— START —
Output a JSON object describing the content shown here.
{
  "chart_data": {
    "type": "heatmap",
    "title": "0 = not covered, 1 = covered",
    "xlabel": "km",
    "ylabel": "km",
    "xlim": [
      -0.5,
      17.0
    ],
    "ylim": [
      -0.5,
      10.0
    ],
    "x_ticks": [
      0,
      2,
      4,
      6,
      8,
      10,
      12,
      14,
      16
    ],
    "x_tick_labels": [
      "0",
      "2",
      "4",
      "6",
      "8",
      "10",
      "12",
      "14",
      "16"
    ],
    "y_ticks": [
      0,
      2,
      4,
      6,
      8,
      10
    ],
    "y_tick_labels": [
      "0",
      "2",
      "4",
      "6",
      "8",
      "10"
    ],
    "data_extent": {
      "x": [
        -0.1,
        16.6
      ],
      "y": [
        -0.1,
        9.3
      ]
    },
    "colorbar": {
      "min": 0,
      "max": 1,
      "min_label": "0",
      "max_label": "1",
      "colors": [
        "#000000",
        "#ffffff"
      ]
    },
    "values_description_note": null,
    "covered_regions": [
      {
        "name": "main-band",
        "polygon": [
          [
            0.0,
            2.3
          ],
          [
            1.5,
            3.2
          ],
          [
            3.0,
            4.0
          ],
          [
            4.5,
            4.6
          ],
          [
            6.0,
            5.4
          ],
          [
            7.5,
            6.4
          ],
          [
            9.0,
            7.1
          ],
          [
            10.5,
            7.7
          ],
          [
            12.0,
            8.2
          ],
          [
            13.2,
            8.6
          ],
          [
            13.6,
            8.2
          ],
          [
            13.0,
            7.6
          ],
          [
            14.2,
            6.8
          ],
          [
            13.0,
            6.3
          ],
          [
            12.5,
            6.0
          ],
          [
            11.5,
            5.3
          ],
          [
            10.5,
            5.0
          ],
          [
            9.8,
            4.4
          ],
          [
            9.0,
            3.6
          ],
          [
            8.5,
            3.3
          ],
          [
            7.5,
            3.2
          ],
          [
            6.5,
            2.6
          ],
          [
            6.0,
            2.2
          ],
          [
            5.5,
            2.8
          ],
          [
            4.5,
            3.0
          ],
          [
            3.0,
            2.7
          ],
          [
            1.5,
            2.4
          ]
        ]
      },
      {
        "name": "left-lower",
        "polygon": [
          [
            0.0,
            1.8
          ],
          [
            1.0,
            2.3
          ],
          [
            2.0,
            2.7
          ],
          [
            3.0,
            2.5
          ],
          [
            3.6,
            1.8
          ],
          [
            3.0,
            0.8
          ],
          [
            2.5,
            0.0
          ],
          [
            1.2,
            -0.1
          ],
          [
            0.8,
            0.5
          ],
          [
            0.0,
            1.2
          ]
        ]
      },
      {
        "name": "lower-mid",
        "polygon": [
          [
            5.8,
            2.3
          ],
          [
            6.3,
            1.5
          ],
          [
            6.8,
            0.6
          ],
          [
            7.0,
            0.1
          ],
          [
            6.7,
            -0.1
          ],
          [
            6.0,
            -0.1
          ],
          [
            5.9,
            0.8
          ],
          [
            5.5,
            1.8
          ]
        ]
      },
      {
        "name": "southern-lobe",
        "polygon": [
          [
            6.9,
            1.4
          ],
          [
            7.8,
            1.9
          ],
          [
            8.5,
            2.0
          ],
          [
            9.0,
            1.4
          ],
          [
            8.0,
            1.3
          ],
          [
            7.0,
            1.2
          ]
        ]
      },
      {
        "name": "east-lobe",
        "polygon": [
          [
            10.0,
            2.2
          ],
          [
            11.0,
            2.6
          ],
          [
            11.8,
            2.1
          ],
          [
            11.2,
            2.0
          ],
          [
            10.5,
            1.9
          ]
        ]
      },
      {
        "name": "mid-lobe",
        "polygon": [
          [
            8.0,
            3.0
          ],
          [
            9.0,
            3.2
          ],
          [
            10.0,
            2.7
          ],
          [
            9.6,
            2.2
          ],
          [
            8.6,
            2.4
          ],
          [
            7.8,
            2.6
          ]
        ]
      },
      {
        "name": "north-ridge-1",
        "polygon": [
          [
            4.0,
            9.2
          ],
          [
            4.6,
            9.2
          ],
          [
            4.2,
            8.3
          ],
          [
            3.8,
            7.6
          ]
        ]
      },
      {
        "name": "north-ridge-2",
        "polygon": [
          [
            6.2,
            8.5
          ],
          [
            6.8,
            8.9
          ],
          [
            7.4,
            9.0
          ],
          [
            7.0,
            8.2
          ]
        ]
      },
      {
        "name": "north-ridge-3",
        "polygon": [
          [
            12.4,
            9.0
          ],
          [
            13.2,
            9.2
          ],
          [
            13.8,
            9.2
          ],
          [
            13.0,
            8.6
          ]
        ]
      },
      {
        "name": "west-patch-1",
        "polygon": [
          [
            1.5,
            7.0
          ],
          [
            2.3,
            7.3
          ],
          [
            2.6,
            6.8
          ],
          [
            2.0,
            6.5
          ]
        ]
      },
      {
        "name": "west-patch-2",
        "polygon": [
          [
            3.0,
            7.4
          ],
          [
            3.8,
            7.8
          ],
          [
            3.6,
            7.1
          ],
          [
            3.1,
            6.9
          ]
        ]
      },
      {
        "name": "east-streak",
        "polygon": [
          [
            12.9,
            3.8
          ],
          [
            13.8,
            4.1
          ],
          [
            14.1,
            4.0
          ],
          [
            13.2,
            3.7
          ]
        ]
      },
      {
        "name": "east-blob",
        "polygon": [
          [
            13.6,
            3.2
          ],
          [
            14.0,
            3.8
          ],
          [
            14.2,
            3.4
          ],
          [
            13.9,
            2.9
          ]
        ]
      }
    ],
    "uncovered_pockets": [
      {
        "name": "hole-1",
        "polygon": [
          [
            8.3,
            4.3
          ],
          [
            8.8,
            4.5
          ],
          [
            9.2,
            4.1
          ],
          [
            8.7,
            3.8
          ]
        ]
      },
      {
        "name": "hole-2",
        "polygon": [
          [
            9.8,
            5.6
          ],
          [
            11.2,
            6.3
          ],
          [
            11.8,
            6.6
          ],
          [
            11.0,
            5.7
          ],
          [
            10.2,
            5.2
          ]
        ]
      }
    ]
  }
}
— END —
> Set problem
Give every line of the material again, exactly as it reads.

> Task response
Output a JSON object describing the content shown here.
{
  "chart_data": {
    "type": "heatmap",
    "title": "0 = not covered, 1 = covered",
    "xlabel": "km",
    "ylabel": "km",
    "xlim": [
      -0.5,
      17.0
    ],
    "ylim": [
      -0.5,
      10.0
    ],
    "x_ticks": [
      0,
      2,
      4,
      6,
      8,
      10,
      12,
      14,
      16
    ],
    "x_tick_labels": [
      "0",
      "2",
      "4",
      "6",
      "8",
      "10",
      "12",
      "14",
      "16"
    ],
    "y_ticks": [
      0,
      2,
      4,
      6,
      8,
      10
    ],
    "y_tick_labels": [
      "0",
      "2",
      "4",
      "6",
      "8",
      "10"
    ],
    "data_extent": {
      "x": [
        -0.1,
        16.6
      ],
      "y": [
        -0.1,
        9.3
      ]
    },
    "colorbar": {
      "min": 0,
      "max": 1,
      "min_label": "0",
      "max_label": "1",
      "colors": [
        "#000000",
        "#ffffff"
      ]
    },
    "values_description_note": null,
    "covered_regions": [
      {
        "name": "main-band",
        "polygon": [
          [
            0.0,
            2.3
          ],
          [
            1.5,
            3.2
          ],
          [
            3.0,
            4.0
          ],
          [
            4.5,
            4.6
          ],
          [
            6.0,
            5.4
          ],
          [
            7.5,
            6.4
          ],
          [
            9.0,
            7.1
          ],
          [
            10.5,
            7.7
          ],
          [
            12.0,
            8.2
          ],
          [
            13.2,
            8.6
          ],
          [
            13.6,
            8.2
          ],
          [
            13.0,
            7.6
          ],
          [
            14.2,
            6.8
          ],
          [
            13.0,
            6.3
          ],
          [
            12.5,
            6.0
          ],
          [
            11.5,
            5.3
          ],
          [
            10.5,
            5.0
          ],
          [
            9.8,
            4.4
          ],
          [
            9.0,
            3.6
          ],
          [
            8.5,
            3.3
          ],
          [
            7.5,
            3.2
          ],
          [
            6.5,
            2.6
          ],
          [
            6.0,
            2.2
          ],
          [
            5.5,
            2.8
          ],
          [
            4.5,
            3.0
          ],
          [
            3.0,
            2.7
          ],
          [
            1.5,
            2.4
          ]
        ]
      },
      {
        "name": "left-lower",
        "polygon": [
          [
            0.0,
            1.8
          ],
          [
            1.0,
            2.3
          ],
          [
            2.0,
            2.7
          ],
          [
            3.0,
            2.5
          ],
          [
            3.6,
            1.8
          ],
          [
            3.0,
            0.8
          ],
          [
            2.5,
            0.0
          ],
          [
            1.2,
            -0.1
          ],
          [
            0.8,
            0.5
          ],
          [
            0.0,
            1.2
          ]
        ]
      },
      {
        "name": "lower-mid",
        "polygon": [
          [
            5.8,
            2.3
          ],
          [
            6.3,
            1.5
          ],
          [
            6.8,
            0.6
          ],
          [
            7.0,
            0.1
          ],
          [
            6.7,
            -0.1
          ],
          [
            6.0,
            -0.1
          ],
          [
            5.9,
            0.8
          ],
          [
            5.5,
            1.8
          ]
        ]
      },
      {
        "name": "southern-lobe",
        "polygon": [
          [
            6.9,
            1.4
          ],
          [
            7.8,
            1.9
          ],
          [
            8.5,
            2.0
          ],
          [
            9.0,
            1.4
          ],
          [
            8.0,
            1.3
          ],
          [
            7.0,
            1.2
          ]
        ]
      },
      {
        "name": "east-lobe",
        "polygon": [
          [
            10.0,
            2.2
          ],
          [
            11.0,
            2.6
          ],
          [
            11.8,
            2.1
          ],
          [
            11.2,
            2.0
          ],
          [
            10.5,
            1.9
          ]
        ]
      },
      {
        "name": "mid-lobe",
        "polygon": [
          [
            8.0,
            3.0
          ],
          [
            9.0,
            3.2
          ],
          [
            10.0,
            2.7
          ],
          [
            9.6,
            2.2
          ],
          [
            8.6,
            2.4
          ],
          [
            7.8,
            2.6
          ]
        ]
      },
      {
        "name": "north-ridge-1",
        "polygon": [
          [
            4.0,
            9.2
          ],
          [
            4.6,
            9.2
          ],
          [
            4.2,
            8.3
          ],
          [
            3.8,
            7.6
          ]
        ]
      },
      {
        "name": "north-ridge-2",
        "polygon": [
          [
            6.2,
            8.5
          ],
          [
            6.8,
            8.9
          ],
          [
            7.4,
            9.0
          ],
          [
            7.0,
            8.2
          ]
        ]
      },
      {
        "name": "north-ridge-3",
        "polygon": [
          [
            12.4,
            9.0
          ],
          [
            13.2,
            9.2
          ],
          [
            13.8,
            9.2
          ],
          [
            13.0,
            8.6
          ]
        ]
      },
      {
        "name": "west-patch-1",
        "polygon": [
          [
            1.5,
            7.0
          ],
          [
            2.3,
            7.3
          ],
          [
            2.6,
            6.8
          ],
          [
            2.0,
            6.5
          ]
        ]
      },
      {
        "name": "west-patch-2",
        "polygon": [
          [
            3.0,
            7.4
          ],
          [
            3.8,
            7.8
          ],
          [
            3.6,
            7.1
          ],
          [
            3.1,
            6.9
          ]
        ]
      },
      {
        "name": "east-streak",
        "polygon": [
          [
            12.9,
            3.8
          ],
          [
            13.8,
            4.1
          ],
          [
            14.1,
            4.0
          ],
          [
            13.2,
            3.7
          ]
        ]
      },
      {
        "name": "east-blob",
        "polygon": [
          [
            13.6,
            3.2
          ],
          [
            14.0,
            3.8
          ],
          [
            14.2,
            3.4
          ],
          [
            13.9,
            2.9
          ]
        ]
      }
    ],
    "uncovered_pockets": [
      {
        "name": "hole-1",
        "polygon": [
          [
            8.3,
            4.3
          ],
          [
            8.8,
            4.5
          ],
          [
            9.2,
            4.1
          ],
          [
            8.7,
            3.8
          ]
        ]
      },
      {
        "name": "hole-2",
        "polygon": [
          [
            9.8,
            5.6
          ],
          [
            11.2,
            6.3
          ],
          [
            11.8,
            6.6
          ],
          [
            11.0,
            5.7
          ],
          [
            10.2,
            5.2
          ]
        ]
      }
    ]
  }
}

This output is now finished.